What you are asked to do: Please set down all the lines beneath this one exactly, without the pictures.

>>>

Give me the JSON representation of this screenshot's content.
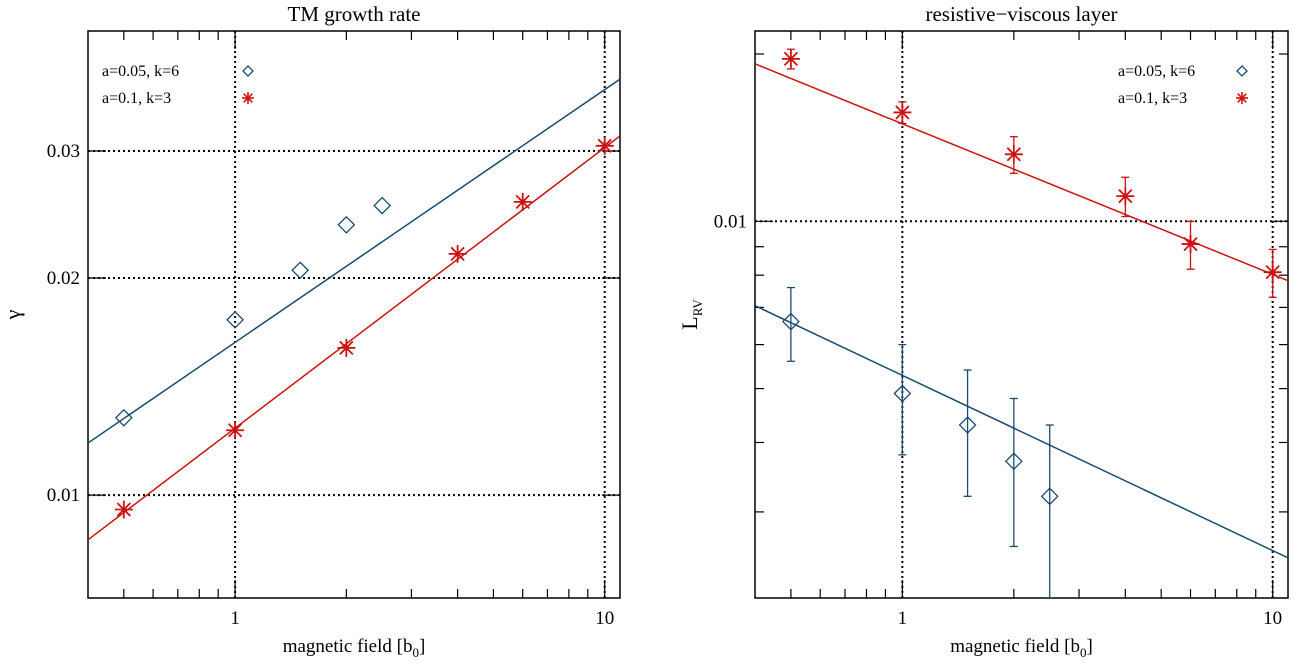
{
  "chart_data": [
    {
      "type": "scatter",
      "title": "TM growth rate",
      "xlabel": "magnetic field [b",
      "xlabel_sub": "0",
      "xlabel_tail": "]",
      "ylabel": "γ",
      "ylabel_sub": "",
      "xscale": "log",
      "yscale": "log",
      "xlim": [
        0.4,
        11
      ],
      "ylim": [
        0.0072,
        0.044
      ],
      "x_ticks_major": [
        {
          "value": 1,
          "label": "1"
        },
        {
          "value": 10,
          "label": "10"
        }
      ],
      "x_ticks_minor": [
        0.5,
        0.6,
        0.7,
        0.8,
        0.9,
        2,
        3,
        4,
        5,
        6,
        7,
        8,
        9
      ],
      "y_ticks_major": [
        {
          "value": 0.01,
          "label": "0.01"
        },
        {
          "value": 0.02,
          "label": "0.02"
        },
        {
          "value": 0.03,
          "label": "0.03"
        }
      ],
      "y_ticks_minor": [],
      "grid_x": [
        1,
        10
      ],
      "grid_y": [
        0.01,
        0.02,
        0.03
      ],
      "legend_placement": "top-left",
      "series": [
        {
          "name": "a=0.05, k=6",
          "marker": "diamond",
          "color": "#1b4a6e",
          "x": [
            0.5,
            1.0,
            1.5,
            2.0,
            2.5
          ],
          "y": [
            0.0128,
            0.0175,
            0.0205,
            0.0237,
            0.0252
          ],
          "fit": {
            "x0": 0.4,
            "y0": 0.01181,
            "x1": 11,
            "y1": 0.03773
          }
        },
        {
          "name": "a=0.1,   k=3",
          "marker": "asterisk",
          "color": "#cc1111",
          "x": [
            0.5,
            1.0,
            2.0,
            4.0,
            6.0,
            10.0
          ],
          "y": [
            0.00955,
            0.0123,
            0.016,
            0.0216,
            0.0255,
            0.0305
          ],
          "fit": {
            "x0": 0.4,
            "y0": 0.00867,
            "x1": 11,
            "y1": 0.03147
          }
        }
      ]
    },
    {
      "type": "scatter",
      "title": "resistive−viscous layer",
      "xlabel": "magnetic field [b",
      "xlabel_sub": "0",
      "xlabel_tail": "]",
      "ylabel": "L",
      "ylabel_sub": "RV",
      "xscale": "log",
      "yscale": "log",
      "xlim": [
        0.4,
        11
      ],
      "ylim": [
        0.0021,
        0.022
      ],
      "x_ticks_major": [
        {
          "value": 1,
          "label": "1"
        },
        {
          "value": 10,
          "label": "10"
        }
      ],
      "x_ticks_minor": [
        0.5,
        0.6,
        0.7,
        0.8,
        0.9,
        2,
        3,
        4,
        5,
        6,
        7,
        8,
        9
      ],
      "y_ticks_major": [
        {
          "value": 0.01,
          "label": "0.01"
        }
      ],
      "y_ticks_minor": [
        0.003,
        0.004,
        0.005,
        0.006,
        0.007,
        0.008,
        0.009,
        0.02
      ],
      "grid_x": [
        1,
        10
      ],
      "grid_y": [
        0.01
      ],
      "legend_placement": "top-right",
      "series": [
        {
          "name": "a=0.05, k=6",
          "marker": "diamond",
          "color": "#1b4a6e",
          "x": [
            0.5,
            1.0,
            1.5,
            2.0,
            2.5
          ],
          "y": [
            0.0066,
            0.0049,
            0.0043,
            0.0037,
            0.0032
          ],
          "y_err": [
            0.001,
            0.0011,
            0.0011,
            0.0011,
            0.0011
          ],
          "fit": {
            "x0": 0.4,
            "y0": 0.00705,
            "x1": 11,
            "y1": 0.00248
          }
        },
        {
          "name": "a=0.1,   k=3",
          "marker": "asterisk",
          "color": "#cc1111",
          "x": [
            0.5,
            1.0,
            2.0,
            4.0,
            6.0,
            10.0
          ],
          "y": [
            0.0196,
            0.0157,
            0.0132,
            0.0111,
            0.0091,
            0.0081
          ],
          "y_err": [
            0.0008,
            0.0007,
            0.001,
            0.0009,
            0.0009,
            0.0008
          ],
          "fit": {
            "x0": 0.4,
            "y0": 0.0192,
            "x1": 11,
            "y1": 0.00782
          }
        }
      ]
    }
  ]
}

<<<

The answer:
Give me the JSON representation of this screenshot's content.
{
  "chart_data": [
    {
      "type": "scatter",
      "title": "TM growth rate",
      "xlabel": "magnetic field [b",
      "xlabel_sub": "0",
      "xlabel_tail": "]",
      "ylabel": "γ",
      "ylabel_sub": "",
      "xscale": "log",
      "yscale": "log",
      "xlim": [
        0.4,
        11
      ],
      "ylim": [
        0.0072,
        0.044
      ],
      "x_ticks_major": [
        {
          "value": 1,
          "label": "1"
        },
        {
          "value": 10,
          "label": "10"
        }
      ],
      "x_ticks_minor": [
        0.5,
        0.6,
        0.7,
        0.8,
        0.9,
        2,
        3,
        4,
        5,
        6,
        7,
        8,
        9
      ],
      "y_ticks_major": [
        {
          "value": 0.01,
          "label": "0.01"
        },
        {
          "value": 0.02,
          "label": "0.02"
        },
        {
          "value": 0.03,
          "label": "0.03"
        }
      ],
      "y_ticks_minor": [],
      "grid_x": [
        1,
        10
      ],
      "grid_y": [
        0.01,
        0.02,
        0.03
      ],
      "legend_placement": "top-left",
      "series": [
        {
          "name": "a=0.05, k=6",
          "marker": "diamond",
          "color": "#1b4a6e",
          "x": [
            0.5,
            1.0,
            1.5,
            2.0,
            2.5
          ],
          "y": [
            0.0128,
            0.0175,
            0.0205,
            0.0237,
            0.0252
          ],
          "fit": {
            "x0": 0.4,
            "y0": 0.01181,
            "x1": 11,
            "y1": 0.03773
          }
        },
        {
          "name": "a=0.1,   k=3",
          "marker": "asterisk",
          "color": "#cc1111",
          "x": [
            0.5,
            1.0,
            2.0,
            4.0,
            6.0,
            10.0
          ],
          "y": [
            0.00955,
            0.0123,
            0.016,
            0.0216,
            0.0255,
            0.0305
          ],
          "fit": {
            "x0": 0.4,
            "y0": 0.00867,
            "x1": 11,
            "y1": 0.03147
          }
        }
      ]
    },
    {
      "type": "scatter",
      "title": "resistive−viscous layer",
      "xlabel": "magnetic field [b",
      "xlabel_sub": "0",
      "xlabel_tail": "]",
      "ylabel": "L",
      "ylabel_sub": "RV",
      "xscale": "log",
      "yscale": "log",
      "xlim": [
        0.4,
        11
      ],
      "ylim": [
        0.0021,
        0.022
      ],
      "x_ticks_major": [
        {
          "value": 1,
          "label": "1"
        },
        {
          "value": 10,
          "label": "10"
        }
      ],
      "x_ticks_minor": [
        0.5,
        0.6,
        0.7,
        0.8,
        0.9,
        2,
        3,
        4,
        5,
        6,
        7,
        8,
        9
      ],
      "y_ticks_major": [
        {
          "value": 0.01,
          "label": "0.01"
        }
      ],
      "y_ticks_minor": [
        0.003,
        0.004,
        0.005,
        0.006,
        0.007,
        0.008,
        0.009,
        0.02
      ],
      "grid_x": [
        1,
        10
      ],
      "grid_y": [
        0.01
      ],
      "legend_placement": "top-right",
      "series": [
        {
          "name": "a=0.05, k=6",
          "marker": "diamond",
          "color": "#1b4a6e",
          "x": [
            0.5,
            1.0,
            1.5,
            2.0,
            2.5
          ],
          "y": [
            0.0066,
            0.0049,
            0.0043,
            0.0037,
            0.0032
          ],
          "y_err": [
            0.001,
            0.0011,
            0.0011,
            0.0011,
            0.0011
          ],
          "fit": {
            "x0": 0.4,
            "y0": 0.00705,
            "x1": 11,
            "y1": 0.00248
          }
        },
        {
          "name": "a=0.1,   k=3",
          "marker": "asterisk",
          "color": "#cc1111",
          "x": [
            0.5,
            1.0,
            2.0,
            4.0,
            6.0,
            10.0
          ],
          "y": [
            0.0196,
            0.0157,
            0.0132,
            0.0111,
            0.0091,
            0.0081
          ],
          "y_err": [
            0.0008,
            0.0007,
            0.001,
            0.0009,
            0.0009,
            0.0008
          ],
          "fit": {
            "x0": 0.4,
            "y0": 0.0192,
            "x1": 11,
            "y1": 0.00782
          }
        }
      ]
    }
  ]
}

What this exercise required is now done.